What needs to be done: Pick out every line that holds the string "content" and copy it.

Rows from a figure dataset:

+ + + + + + +

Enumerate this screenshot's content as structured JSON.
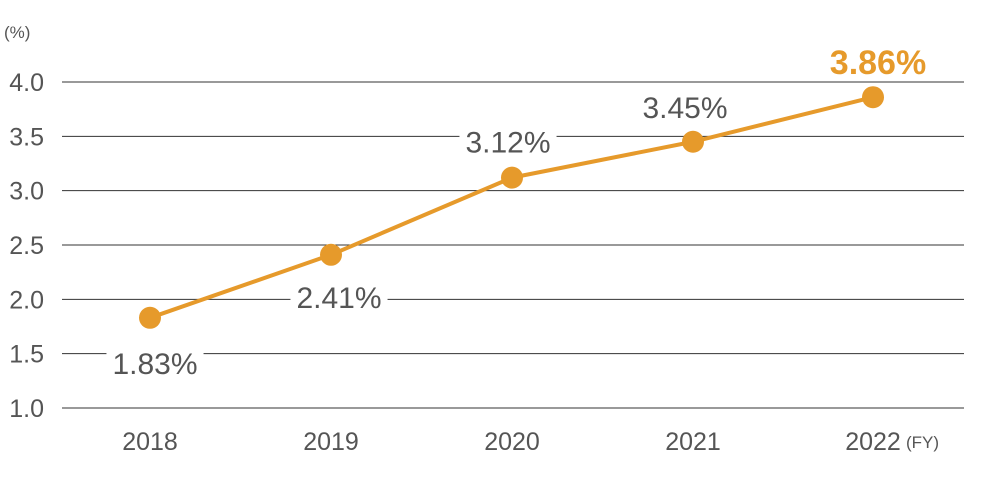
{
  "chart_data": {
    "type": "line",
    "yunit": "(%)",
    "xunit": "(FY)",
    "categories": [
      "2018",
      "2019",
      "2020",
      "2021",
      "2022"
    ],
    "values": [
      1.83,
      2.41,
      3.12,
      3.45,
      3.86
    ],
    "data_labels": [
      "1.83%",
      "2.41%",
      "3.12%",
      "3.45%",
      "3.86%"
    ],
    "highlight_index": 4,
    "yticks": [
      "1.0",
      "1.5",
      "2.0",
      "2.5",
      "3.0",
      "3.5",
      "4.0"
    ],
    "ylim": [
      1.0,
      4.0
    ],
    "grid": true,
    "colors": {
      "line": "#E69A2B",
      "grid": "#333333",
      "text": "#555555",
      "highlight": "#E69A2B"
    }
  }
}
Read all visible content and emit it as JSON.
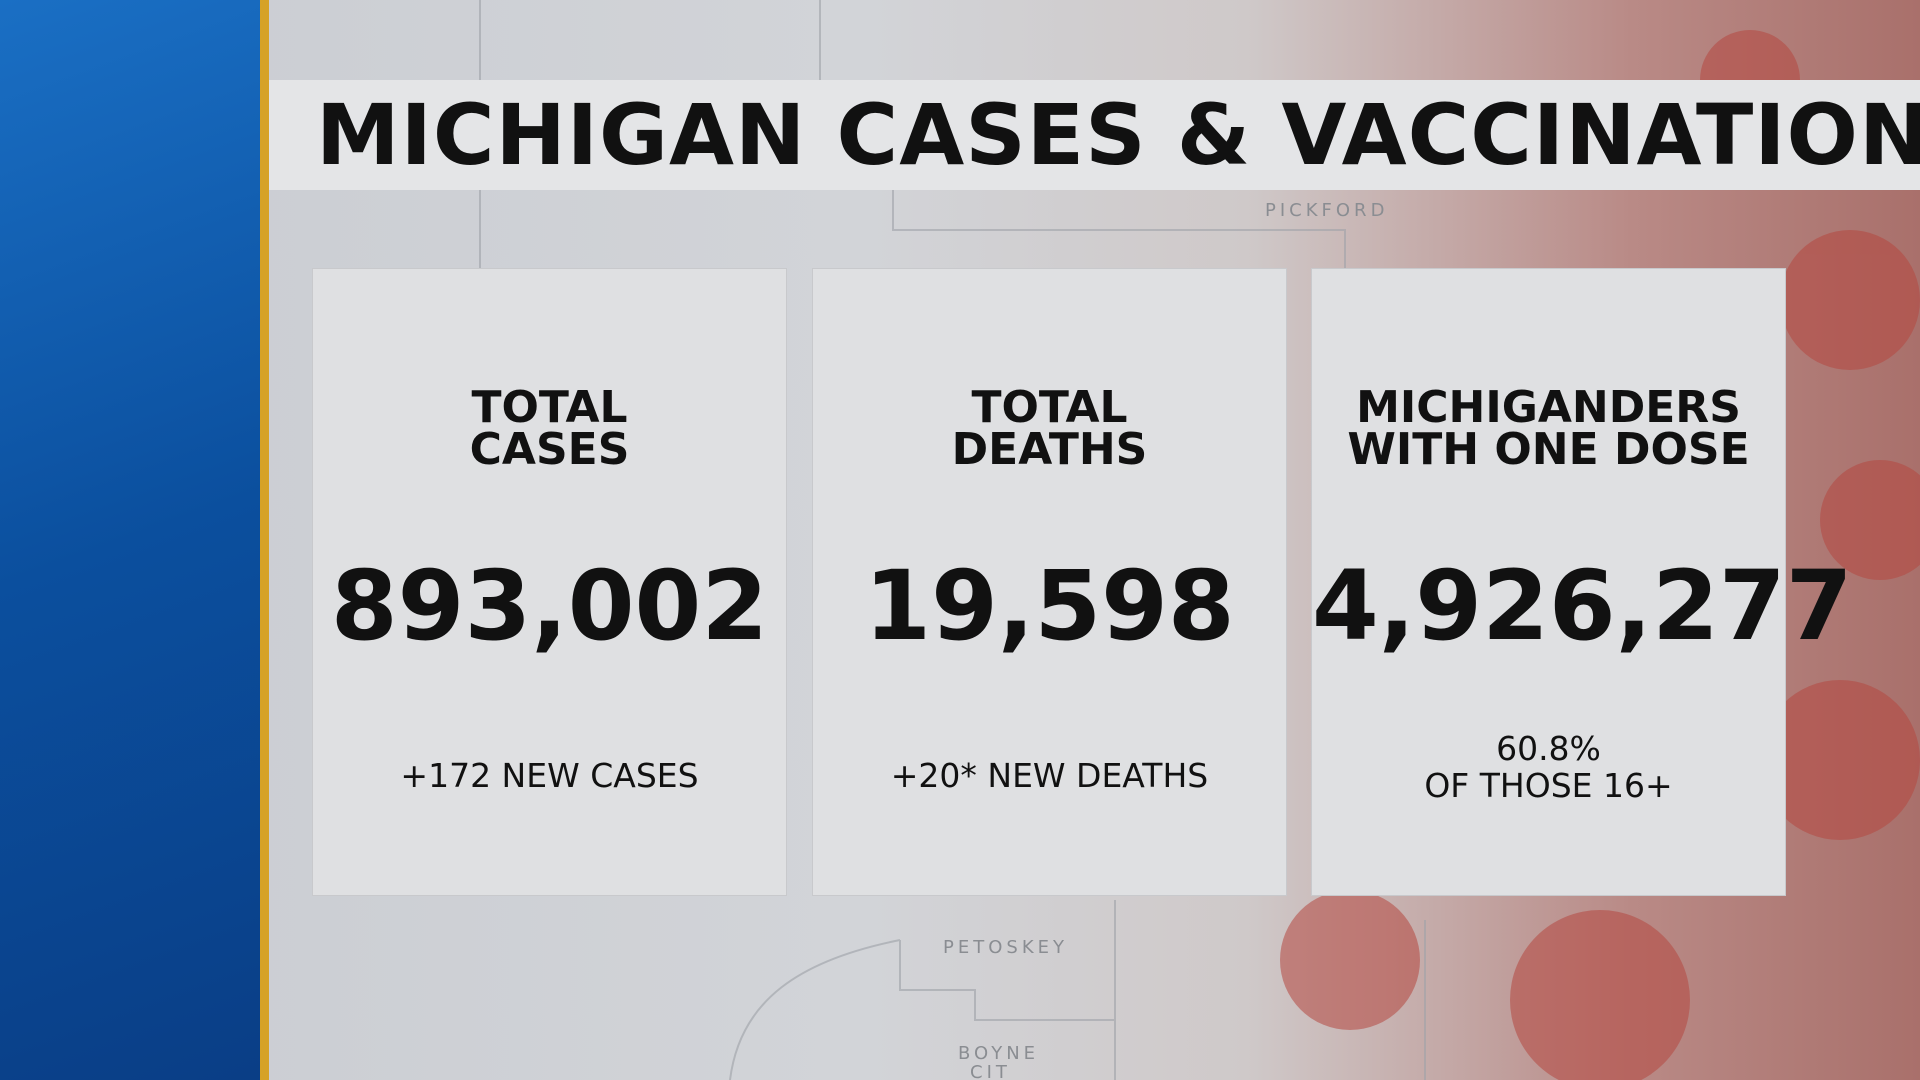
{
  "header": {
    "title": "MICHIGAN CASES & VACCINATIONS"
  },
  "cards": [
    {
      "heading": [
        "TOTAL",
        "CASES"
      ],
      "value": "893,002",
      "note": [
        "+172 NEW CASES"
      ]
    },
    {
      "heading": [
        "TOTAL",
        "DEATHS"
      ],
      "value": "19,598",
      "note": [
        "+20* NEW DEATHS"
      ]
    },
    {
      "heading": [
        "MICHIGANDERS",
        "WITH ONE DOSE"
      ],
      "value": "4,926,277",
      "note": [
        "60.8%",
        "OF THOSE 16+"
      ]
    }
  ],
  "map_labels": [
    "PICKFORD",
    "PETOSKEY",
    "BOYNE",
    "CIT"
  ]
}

+ + + + + + +

Result:
Enumerate this screenshot's content as structured JSON.
Read all visible content and emit it as JSON.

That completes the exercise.